» Collection entries:
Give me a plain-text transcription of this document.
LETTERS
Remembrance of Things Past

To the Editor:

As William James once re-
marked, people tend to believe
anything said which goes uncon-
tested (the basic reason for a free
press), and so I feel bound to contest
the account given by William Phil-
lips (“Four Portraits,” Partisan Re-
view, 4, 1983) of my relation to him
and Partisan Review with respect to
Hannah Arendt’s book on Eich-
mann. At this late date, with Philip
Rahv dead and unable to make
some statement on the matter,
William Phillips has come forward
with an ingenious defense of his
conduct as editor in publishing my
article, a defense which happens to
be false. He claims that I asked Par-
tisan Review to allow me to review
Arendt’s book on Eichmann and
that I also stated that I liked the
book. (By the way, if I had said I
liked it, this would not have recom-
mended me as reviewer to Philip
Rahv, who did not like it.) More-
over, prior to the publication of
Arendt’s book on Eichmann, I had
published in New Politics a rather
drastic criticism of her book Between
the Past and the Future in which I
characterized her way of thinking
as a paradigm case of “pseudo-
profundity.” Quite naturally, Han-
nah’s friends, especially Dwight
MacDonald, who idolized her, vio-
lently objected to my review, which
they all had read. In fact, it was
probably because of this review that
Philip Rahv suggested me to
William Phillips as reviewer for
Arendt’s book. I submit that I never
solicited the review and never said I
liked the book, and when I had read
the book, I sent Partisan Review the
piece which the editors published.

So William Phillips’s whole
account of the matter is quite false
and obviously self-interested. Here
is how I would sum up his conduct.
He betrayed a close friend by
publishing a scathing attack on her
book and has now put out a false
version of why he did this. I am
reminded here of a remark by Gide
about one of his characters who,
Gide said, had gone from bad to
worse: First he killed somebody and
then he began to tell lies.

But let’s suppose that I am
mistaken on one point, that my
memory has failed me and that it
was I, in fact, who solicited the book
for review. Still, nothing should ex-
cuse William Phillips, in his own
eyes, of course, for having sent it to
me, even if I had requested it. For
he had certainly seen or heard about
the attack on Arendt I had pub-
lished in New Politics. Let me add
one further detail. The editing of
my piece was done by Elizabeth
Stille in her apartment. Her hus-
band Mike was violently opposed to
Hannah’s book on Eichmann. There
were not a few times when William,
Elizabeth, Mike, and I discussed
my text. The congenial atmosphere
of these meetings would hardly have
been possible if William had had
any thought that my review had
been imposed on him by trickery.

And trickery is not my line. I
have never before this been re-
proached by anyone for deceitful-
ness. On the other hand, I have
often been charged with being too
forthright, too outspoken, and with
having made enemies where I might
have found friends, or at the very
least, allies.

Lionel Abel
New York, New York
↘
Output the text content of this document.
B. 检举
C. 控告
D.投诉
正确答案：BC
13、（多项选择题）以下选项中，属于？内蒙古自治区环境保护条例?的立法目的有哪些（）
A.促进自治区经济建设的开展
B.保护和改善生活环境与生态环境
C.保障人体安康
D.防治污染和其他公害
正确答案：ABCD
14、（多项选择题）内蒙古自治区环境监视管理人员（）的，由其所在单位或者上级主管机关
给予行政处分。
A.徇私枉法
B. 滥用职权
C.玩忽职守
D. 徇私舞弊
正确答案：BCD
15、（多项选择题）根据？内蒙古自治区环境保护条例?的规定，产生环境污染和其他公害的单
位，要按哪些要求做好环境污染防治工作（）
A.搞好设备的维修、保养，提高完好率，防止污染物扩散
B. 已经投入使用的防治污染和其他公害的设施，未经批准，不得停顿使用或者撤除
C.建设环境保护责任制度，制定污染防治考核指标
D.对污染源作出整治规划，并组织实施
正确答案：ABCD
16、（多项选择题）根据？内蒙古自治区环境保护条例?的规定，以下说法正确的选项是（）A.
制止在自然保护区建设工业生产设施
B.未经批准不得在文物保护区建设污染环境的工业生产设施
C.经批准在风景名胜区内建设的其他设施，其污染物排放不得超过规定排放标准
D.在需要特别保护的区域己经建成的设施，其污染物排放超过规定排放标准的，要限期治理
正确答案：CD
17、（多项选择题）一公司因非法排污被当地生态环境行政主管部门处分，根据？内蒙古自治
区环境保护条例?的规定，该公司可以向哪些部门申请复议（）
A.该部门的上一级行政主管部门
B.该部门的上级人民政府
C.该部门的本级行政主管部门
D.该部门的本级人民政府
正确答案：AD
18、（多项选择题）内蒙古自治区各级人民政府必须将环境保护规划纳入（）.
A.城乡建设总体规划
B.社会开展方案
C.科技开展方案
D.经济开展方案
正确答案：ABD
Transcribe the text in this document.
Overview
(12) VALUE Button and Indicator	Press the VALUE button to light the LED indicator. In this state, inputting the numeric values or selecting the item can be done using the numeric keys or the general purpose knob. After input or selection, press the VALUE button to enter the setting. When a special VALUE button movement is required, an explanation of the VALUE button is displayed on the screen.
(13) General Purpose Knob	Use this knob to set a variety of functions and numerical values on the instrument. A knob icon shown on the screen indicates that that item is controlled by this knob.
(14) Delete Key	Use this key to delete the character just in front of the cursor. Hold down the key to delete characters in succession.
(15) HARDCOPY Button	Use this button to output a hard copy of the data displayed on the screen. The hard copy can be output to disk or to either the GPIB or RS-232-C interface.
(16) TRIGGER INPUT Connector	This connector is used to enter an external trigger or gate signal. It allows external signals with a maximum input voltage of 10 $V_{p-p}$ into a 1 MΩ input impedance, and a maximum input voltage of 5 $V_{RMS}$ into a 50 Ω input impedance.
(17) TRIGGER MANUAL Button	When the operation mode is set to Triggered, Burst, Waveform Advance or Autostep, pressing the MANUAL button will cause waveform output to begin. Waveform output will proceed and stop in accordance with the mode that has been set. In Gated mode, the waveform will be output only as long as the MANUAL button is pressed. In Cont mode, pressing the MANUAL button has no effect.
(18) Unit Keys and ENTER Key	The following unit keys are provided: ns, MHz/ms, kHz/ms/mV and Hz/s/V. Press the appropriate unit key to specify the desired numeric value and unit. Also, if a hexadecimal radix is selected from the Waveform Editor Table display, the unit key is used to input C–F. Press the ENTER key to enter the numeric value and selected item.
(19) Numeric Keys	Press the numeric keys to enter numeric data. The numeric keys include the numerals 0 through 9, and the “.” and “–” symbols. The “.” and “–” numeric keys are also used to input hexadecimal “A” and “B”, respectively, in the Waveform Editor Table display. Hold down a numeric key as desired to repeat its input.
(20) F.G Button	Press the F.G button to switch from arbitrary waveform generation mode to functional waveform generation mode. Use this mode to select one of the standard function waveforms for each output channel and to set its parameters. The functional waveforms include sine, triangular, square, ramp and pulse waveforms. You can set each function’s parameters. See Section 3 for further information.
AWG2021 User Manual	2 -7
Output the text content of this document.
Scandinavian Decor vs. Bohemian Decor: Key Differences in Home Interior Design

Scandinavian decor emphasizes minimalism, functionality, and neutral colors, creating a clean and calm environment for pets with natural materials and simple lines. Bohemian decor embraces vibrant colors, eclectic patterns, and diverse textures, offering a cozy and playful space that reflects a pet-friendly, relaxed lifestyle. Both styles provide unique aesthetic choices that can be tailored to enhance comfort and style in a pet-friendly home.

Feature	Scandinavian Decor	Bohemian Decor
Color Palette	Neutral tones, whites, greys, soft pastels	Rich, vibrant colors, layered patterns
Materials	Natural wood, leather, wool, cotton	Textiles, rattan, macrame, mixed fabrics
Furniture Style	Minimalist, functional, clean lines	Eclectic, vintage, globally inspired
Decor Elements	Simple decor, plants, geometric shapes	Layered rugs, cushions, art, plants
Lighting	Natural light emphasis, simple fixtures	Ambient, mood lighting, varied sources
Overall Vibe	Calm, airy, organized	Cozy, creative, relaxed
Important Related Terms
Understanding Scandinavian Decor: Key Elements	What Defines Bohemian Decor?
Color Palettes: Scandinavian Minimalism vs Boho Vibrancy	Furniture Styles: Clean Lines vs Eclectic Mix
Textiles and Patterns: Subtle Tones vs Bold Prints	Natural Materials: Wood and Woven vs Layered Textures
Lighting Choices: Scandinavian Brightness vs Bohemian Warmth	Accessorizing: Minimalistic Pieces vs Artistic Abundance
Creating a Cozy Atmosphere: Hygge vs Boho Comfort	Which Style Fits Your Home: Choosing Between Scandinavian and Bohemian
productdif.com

» REQUEST:
Go through the material line by line. Show each line that contains the string "Arendt".

» COMPLETE ANSWER:
Hannah Arendt’s book on Eich-
Arendt’s book on Eichmann and
Arendt’s book on Eichmann, I had
Arendt’s book. I submit that I never
the attack on Arendt I had pub-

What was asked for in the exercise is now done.